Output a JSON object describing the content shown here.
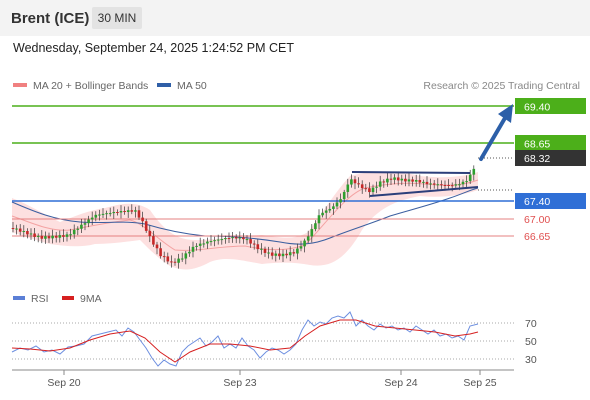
{
  "header": {
    "title": "Brent (ICE)",
    "timeframe": "30 MIN"
  },
  "timestamp": "Wednesday, September 24, 2025 1:24:52 PM CET",
  "legend": {
    "bollinger": {
      "label": "MA 20 + Bollinger Bands",
      "color": "#f08080"
    },
    "ma50": {
      "label": "MA 50",
      "color": "#2f5fa7"
    }
  },
  "copyright": "Research © 2025 Trading Central",
  "rsi_legend": {
    "rsi": {
      "label": "RSI",
      "color": "#5b7fd6"
    },
    "ma": {
      "label": "9MA",
      "color": "#d62020"
    }
  },
  "price_levels": [
    {
      "value": "69.40",
      "kind": "resistance",
      "color": "#4caf1a"
    },
    {
      "value": "68.65",
      "kind": "resistance",
      "color": "#4caf1a"
    },
    {
      "value": "68.32",
      "kind": "last",
      "color": "#333333"
    },
    {
      "value": "67.40",
      "kind": "pivot",
      "color": "#2f6fd6"
    },
    {
      "value": "67.00",
      "kind": "support",
      "color": "#e06060"
    },
    {
      "value": "66.65",
      "kind": "support",
      "color": "#e06060"
    }
  ],
  "rsi_levels": [
    "70",
    "50",
    "30"
  ],
  "x_labels": [
    "Sep 20",
    "Sep 23",
    "Sep 24",
    "Sep 25"
  ]
}
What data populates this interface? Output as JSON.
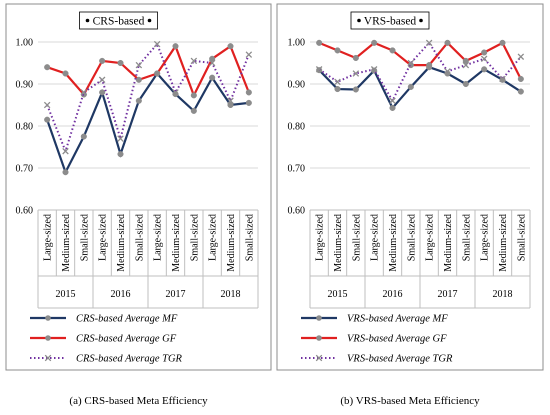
{
  "chart_data": [
    {
      "type": "line",
      "title": "CRS-based",
      "caption": "(a) CRS-based Meta Efficiency",
      "ylim": [
        0.6,
        1.0
      ],
      "yticks": [
        "0.60",
        "0.70",
        "0.80",
        "0.90",
        "1.00"
      ],
      "grid": true,
      "legend_position": "bottom",
      "categories": [
        "Large-sized",
        "Medium-sized",
        "Small-sized",
        "Large-sized",
        "Medium-sized",
        "Small-sized",
        "Large-sized",
        "Medium-sized",
        "Small-sized",
        "Large-sized",
        "Medium-sized",
        "Small-sized"
      ],
      "groups": [
        "2015",
        "2016",
        "2017",
        "2018"
      ],
      "series": [
        {
          "name": "CRS-based Average MF",
          "color": "#1f3864",
          "marker": "circle",
          "dash": "solid",
          "values": [
            0.815,
            0.69,
            0.775,
            0.88,
            0.733,
            0.86,
            0.925,
            0.876,
            0.836,
            0.915,
            0.85,
            0.855
          ]
        },
        {
          "name": "CRS-based Average GF",
          "color": "#e02020",
          "marker": "circle",
          "dash": "solid",
          "values": [
            0.94,
            0.925,
            0.875,
            0.955,
            0.95,
            0.91,
            0.925,
            0.99,
            0.873,
            0.96,
            0.99,
            0.88
          ]
        },
        {
          "name": "CRS-based Average TGR",
          "color": "#7030a0",
          "marker": "x",
          "dash": "dotted",
          "values": [
            0.85,
            0.74,
            0.88,
            0.91,
            0.77,
            0.945,
            0.995,
            0.88,
            0.955,
            0.95,
            0.86,
            0.97
          ]
        }
      ]
    },
    {
      "type": "line",
      "title": "VRS-based",
      "caption": "(b) VRS-based Meta Efficiency",
      "ylim": [
        0.6,
        1.0
      ],
      "yticks": [
        "0.60",
        "0.70",
        "0.80",
        "0.90",
        "1.00"
      ],
      "grid": true,
      "legend_position": "bottom",
      "categories": [
        "Large-sized",
        "Medium-sized",
        "Small-sized",
        "Large-sized",
        "Medium-sized",
        "Small-sized",
        "Large-sized",
        "Medium-sized",
        "Small-sized",
        "Large-sized",
        "Medium-sized",
        "Small-sized"
      ],
      "groups": [
        "2015",
        "2016",
        "2017",
        "2018"
      ],
      "series": [
        {
          "name": "VRS-based Average MF",
          "color": "#1f3864",
          "marker": "circle",
          "dash": "solid",
          "values": [
            0.933,
            0.888,
            0.887,
            0.932,
            0.843,
            0.893,
            0.94,
            0.925,
            0.9,
            0.935,
            0.91,
            0.882
          ]
        },
        {
          "name": "VRS-based Average GF",
          "color": "#e02020",
          "marker": "circle",
          "dash": "solid",
          "values": [
            0.998,
            0.98,
            0.962,
            0.998,
            0.98,
            0.945,
            0.945,
            0.998,
            0.955,
            0.975,
            0.998,
            0.912
          ]
        },
        {
          "name": "VRS-based Average TGR",
          "color": "#7030a0",
          "marker": "x",
          "dash": "dotted",
          "values": [
            0.935,
            0.905,
            0.925,
            0.935,
            0.86,
            0.95,
            0.998,
            0.93,
            0.945,
            0.96,
            0.912,
            0.965
          ]
        }
      ]
    }
  ]
}
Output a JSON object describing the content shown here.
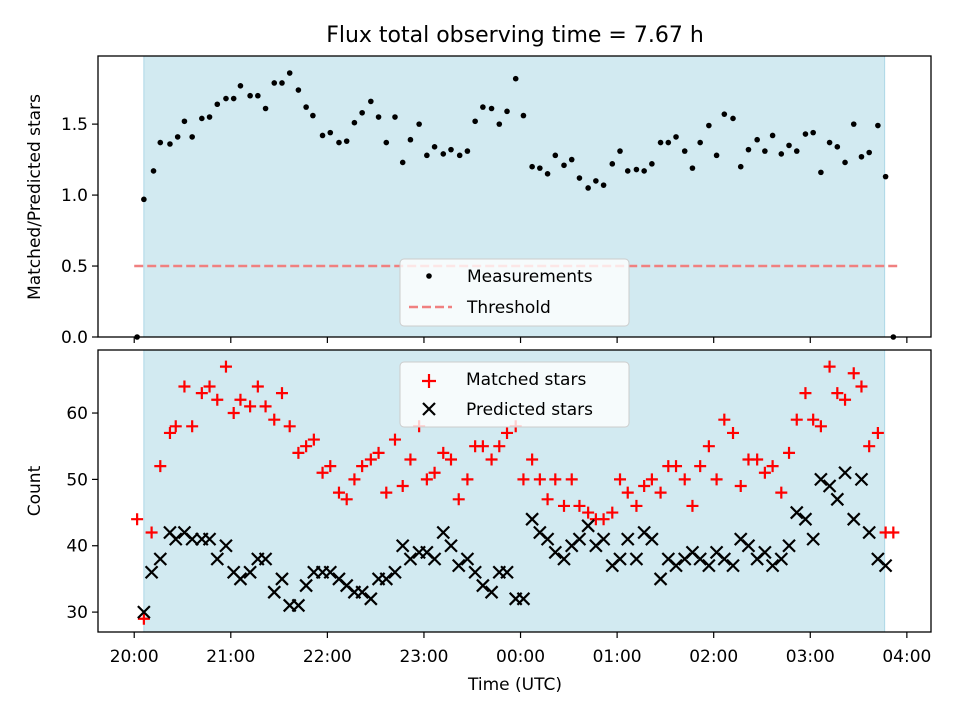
{
  "chart_data": {
    "type": "scatter",
    "title": "Flux total observing time = 7.67 h",
    "xlabel": "Time (UTC)",
    "x_ticks": [
      "20:00",
      "21:00",
      "22:00",
      "23:00",
      "00:00",
      "01:00",
      "02:00",
      "03:00",
      "04:00"
    ],
    "x_range_hours": [
      -0.375,
      8.25
    ],
    "shaded_interval_hours": [
      0.1,
      7.77
    ],
    "shade_color": "#add8e6",
    "top_panel": {
      "ylabel": "Matched/Predicted stars",
      "ylim": [
        0,
        1.98
      ],
      "yticks": [
        0.0,
        0.5,
        1.0,
        1.5
      ],
      "legend": {
        "placement": "lower-center",
        "entries": [
          "Measurements",
          "Threshold"
        ]
      },
      "threshold": {
        "name": "Threshold",
        "value": 0.5,
        "color": "#f08080",
        "style": "dashed"
      },
      "measurements": {
        "name": "Measurements",
        "color": "#000000",
        "points": [
          [
            0.03,
            0.0
          ],
          [
            0.1,
            0.97
          ],
          [
            0.2,
            1.17
          ],
          [
            0.27,
            1.37
          ],
          [
            0.37,
            1.36
          ],
          [
            0.45,
            1.41
          ],
          [
            0.52,
            1.52
          ],
          [
            0.6,
            1.41
          ],
          [
            0.7,
            1.54
          ],
          [
            0.78,
            1.55
          ],
          [
            0.86,
            1.64
          ],
          [
            0.95,
            1.68
          ],
          [
            1.03,
            1.68
          ],
          [
            1.1,
            1.77
          ],
          [
            1.2,
            1.7
          ],
          [
            1.28,
            1.7
          ],
          [
            1.36,
            1.61
          ],
          [
            1.45,
            1.79
          ],
          [
            1.53,
            1.79
          ],
          [
            1.61,
            1.86
          ],
          [
            1.7,
            1.74
          ],
          [
            1.78,
            1.62
          ],
          [
            1.85,
            1.56
          ],
          [
            1.95,
            1.42
          ],
          [
            2.03,
            1.44
          ],
          [
            2.12,
            1.37
          ],
          [
            2.2,
            1.38
          ],
          [
            2.28,
            1.51
          ],
          [
            2.36,
            1.58
          ],
          [
            2.45,
            1.66
          ],
          [
            2.53,
            1.55
          ],
          [
            2.61,
            1.37
          ],
          [
            2.7,
            1.55
          ],
          [
            2.78,
            1.23
          ],
          [
            2.86,
            1.39
          ],
          [
            2.95,
            1.5
          ],
          [
            3.03,
            1.28
          ],
          [
            3.11,
            1.34
          ],
          [
            3.2,
            1.29
          ],
          [
            3.28,
            1.32
          ],
          [
            3.37,
            1.28
          ],
          [
            3.45,
            1.31
          ],
          [
            3.53,
            1.52
          ],
          [
            3.61,
            1.62
          ],
          [
            3.7,
            1.61
          ],
          [
            3.78,
            1.5
          ],
          [
            3.86,
            1.59
          ],
          [
            3.95,
            1.82
          ],
          [
            4.03,
            1.56
          ],
          [
            4.12,
            1.2
          ],
          [
            4.2,
            1.19
          ],
          [
            4.28,
            1.15
          ],
          [
            4.36,
            1.28
          ],
          [
            4.45,
            1.21
          ],
          [
            4.53,
            1.25
          ],
          [
            4.61,
            1.12
          ],
          [
            4.7,
            1.05
          ],
          [
            4.78,
            1.1
          ],
          [
            4.86,
            1.07
          ],
          [
            4.95,
            1.22
          ],
          [
            5.03,
            1.31
          ],
          [
            5.11,
            1.17
          ],
          [
            5.2,
            1.18
          ],
          [
            5.28,
            1.17
          ],
          [
            5.36,
            1.22
          ],
          [
            5.45,
            1.37
          ],
          [
            5.53,
            1.37
          ],
          [
            5.61,
            1.41
          ],
          [
            5.7,
            1.31
          ],
          [
            5.78,
            1.19
          ],
          [
            5.86,
            1.37
          ],
          [
            5.95,
            1.49
          ],
          [
            6.03,
            1.28
          ],
          [
            6.11,
            1.57
          ],
          [
            6.2,
            1.54
          ],
          [
            6.28,
            1.2
          ],
          [
            6.36,
            1.32
          ],
          [
            6.45,
            1.39
          ],
          [
            6.53,
            1.31
          ],
          [
            6.61,
            1.42
          ],
          [
            6.7,
            1.29
          ],
          [
            6.78,
            1.35
          ],
          [
            6.86,
            1.31
          ],
          [
            6.95,
            1.43
          ],
          [
            7.03,
            1.44
          ],
          [
            7.11,
            1.16
          ],
          [
            7.2,
            1.37
          ],
          [
            7.28,
            1.34
          ],
          [
            7.36,
            1.23
          ],
          [
            7.45,
            1.5
          ],
          [
            7.53,
            1.27
          ],
          [
            7.61,
            1.3
          ],
          [
            7.7,
            1.49
          ],
          [
            7.78,
            1.13
          ],
          [
            7.86,
            0.0
          ]
        ]
      }
    },
    "bottom_panel": {
      "ylabel": "Count",
      "ylim": [
        27,
        69.5
      ],
      "yticks": [
        30,
        40,
        50,
        60
      ],
      "legend": {
        "placement": "upper-center",
        "entries": [
          "Matched stars",
          "Predicted stars"
        ]
      },
      "series": [
        {
          "name": "Matched stars",
          "marker": "+",
          "color": "#ff0000",
          "points": [
            [
              0.03,
              44
            ],
            [
              0.1,
              29
            ],
            [
              0.18,
              42
            ],
            [
              0.27,
              52
            ],
            [
              0.37,
              57
            ],
            [
              0.43,
              58
            ],
            [
              0.52,
              64
            ],
            [
              0.6,
              58
            ],
            [
              0.7,
              63
            ],
            [
              0.78,
              64
            ],
            [
              0.86,
              62
            ],
            [
              0.95,
              67
            ],
            [
              1.03,
              60
            ],
            [
              1.1,
              62
            ],
            [
              1.2,
              61
            ],
            [
              1.28,
              64
            ],
            [
              1.36,
              61
            ],
            [
              1.45,
              59
            ],
            [
              1.53,
              63
            ],
            [
              1.61,
              58
            ],
            [
              1.7,
              54
            ],
            [
              1.78,
              55
            ],
            [
              1.86,
              56
            ],
            [
              1.95,
              51
            ],
            [
              2.03,
              52
            ],
            [
              2.12,
              48
            ],
            [
              2.2,
              47
            ],
            [
              2.28,
              50
            ],
            [
              2.36,
              52
            ],
            [
              2.45,
              53
            ],
            [
              2.53,
              54
            ],
            [
              2.61,
              48
            ],
            [
              2.7,
              56
            ],
            [
              2.78,
              49
            ],
            [
              2.86,
              53
            ],
            [
              2.95,
              58
            ],
            [
              3.03,
              50
            ],
            [
              3.11,
              51
            ],
            [
              3.2,
              54
            ],
            [
              3.28,
              53
            ],
            [
              3.36,
              47
            ],
            [
              3.45,
              50
            ],
            [
              3.53,
              55
            ],
            [
              3.61,
              55
            ],
            [
              3.7,
              53
            ],
            [
              3.78,
              55
            ],
            [
              3.86,
              57
            ],
            [
              3.95,
              58
            ],
            [
              4.03,
              50
            ],
            [
              4.12,
              53
            ],
            [
              4.2,
              50
            ],
            [
              4.28,
              47
            ],
            [
              4.36,
              50
            ],
            [
              4.45,
              46
            ],
            [
              4.53,
              50
            ],
            [
              4.61,
              46
            ],
            [
              4.7,
              45
            ],
            [
              4.78,
              44
            ],
            [
              4.86,
              44
            ],
            [
              4.95,
              45
            ],
            [
              5.03,
              50
            ],
            [
              5.11,
              48
            ],
            [
              5.2,
              46
            ],
            [
              5.28,
              49
            ],
            [
              5.36,
              50
            ],
            [
              5.45,
              48
            ],
            [
              5.53,
              52
            ],
            [
              5.61,
              52
            ],
            [
              5.7,
              50
            ],
            [
              5.78,
              46
            ],
            [
              5.86,
              52
            ],
            [
              5.95,
              55
            ],
            [
              6.03,
              50
            ],
            [
              6.11,
              59
            ],
            [
              6.2,
              57
            ],
            [
              6.28,
              49
            ],
            [
              6.36,
              53
            ],
            [
              6.45,
              53
            ],
            [
              6.53,
              51
            ],
            [
              6.61,
              52
            ],
            [
              6.7,
              48
            ],
            [
              6.78,
              54
            ],
            [
              6.86,
              59
            ],
            [
              6.95,
              63
            ],
            [
              7.03,
              59
            ],
            [
              7.11,
              58
            ],
            [
              7.2,
              67
            ],
            [
              7.28,
              63
            ],
            [
              7.36,
              62
            ],
            [
              7.45,
              66
            ],
            [
              7.53,
              64
            ],
            [
              7.61,
              55
            ],
            [
              7.7,
              57
            ],
            [
              7.78,
              42
            ],
            [
              7.86,
              42
            ]
          ]
        },
        {
          "name": "Predicted stars",
          "marker": "x",
          "color": "#000000",
          "points": [
            [
              0.1,
              30
            ],
            [
              0.18,
              36
            ],
            [
              0.27,
              38
            ],
            [
              0.37,
              42
            ],
            [
              0.43,
              41
            ],
            [
              0.52,
              42
            ],
            [
              0.6,
              41
            ],
            [
              0.7,
              41
            ],
            [
              0.78,
              41
            ],
            [
              0.86,
              38
            ],
            [
              0.95,
              40
            ],
            [
              1.03,
              36
            ],
            [
              1.1,
              35
            ],
            [
              1.2,
              36
            ],
            [
              1.28,
              38
            ],
            [
              1.36,
              38
            ],
            [
              1.45,
              33
            ],
            [
              1.53,
              35
            ],
            [
              1.61,
              31
            ],
            [
              1.7,
              31
            ],
            [
              1.78,
              34
            ],
            [
              1.86,
              36
            ],
            [
              1.95,
              36
            ],
            [
              2.03,
              36
            ],
            [
              2.12,
              35
            ],
            [
              2.2,
              34
            ],
            [
              2.28,
              33
            ],
            [
              2.36,
              33
            ],
            [
              2.45,
              32
            ],
            [
              2.53,
              35
            ],
            [
              2.61,
              35
            ],
            [
              2.7,
              36
            ],
            [
              2.78,
              40
            ],
            [
              2.86,
              38
            ],
            [
              2.95,
              39
            ],
            [
              3.03,
              39
            ],
            [
              3.11,
              38
            ],
            [
              3.2,
              42
            ],
            [
              3.28,
              40
            ],
            [
              3.36,
              37
            ],
            [
              3.45,
              38
            ],
            [
              3.53,
              36
            ],
            [
              3.61,
              34
            ],
            [
              3.7,
              33
            ],
            [
              3.78,
              36
            ],
            [
              3.86,
              36
            ],
            [
              3.95,
              32
            ],
            [
              4.03,
              32
            ],
            [
              4.12,
              44
            ],
            [
              4.2,
              42
            ],
            [
              4.28,
              41
            ],
            [
              4.36,
              39
            ],
            [
              4.45,
              38
            ],
            [
              4.53,
              40
            ],
            [
              4.61,
              41
            ],
            [
              4.7,
              43
            ],
            [
              4.78,
              40
            ],
            [
              4.86,
              41
            ],
            [
              4.95,
              37
            ],
            [
              5.03,
              38
            ],
            [
              5.11,
              41
            ],
            [
              5.2,
              38
            ],
            [
              5.28,
              42
            ],
            [
              5.36,
              41
            ],
            [
              5.45,
              35
            ],
            [
              5.53,
              38
            ],
            [
              5.61,
              37
            ],
            [
              5.7,
              38
            ],
            [
              5.78,
              39
            ],
            [
              5.86,
              38
            ],
            [
              5.95,
              37
            ],
            [
              6.03,
              39
            ],
            [
              6.11,
              38
            ],
            [
              6.2,
              37
            ],
            [
              6.28,
              41
            ],
            [
              6.36,
              40
            ],
            [
              6.45,
              38
            ],
            [
              6.53,
              39
            ],
            [
              6.61,
              37
            ],
            [
              6.7,
              38
            ],
            [
              6.78,
              40
            ],
            [
              6.86,
              45
            ],
            [
              6.95,
              44
            ],
            [
              7.03,
              41
            ],
            [
              7.11,
              50
            ],
            [
              7.2,
              49
            ],
            [
              7.28,
              47
            ],
            [
              7.36,
              51
            ],
            [
              7.45,
              44
            ],
            [
              7.53,
              50
            ],
            [
              7.61,
              42
            ],
            [
              7.7,
              38
            ],
            [
              7.78,
              37
            ]
          ]
        }
      ]
    }
  }
}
# # # # #
§ What to work on:
Select the lines from the entries that include the word "Matched".

§ The response:
      "ylabel": "Matched/Predicted stars",
          "Matched stars",
          "name": "Matched stars",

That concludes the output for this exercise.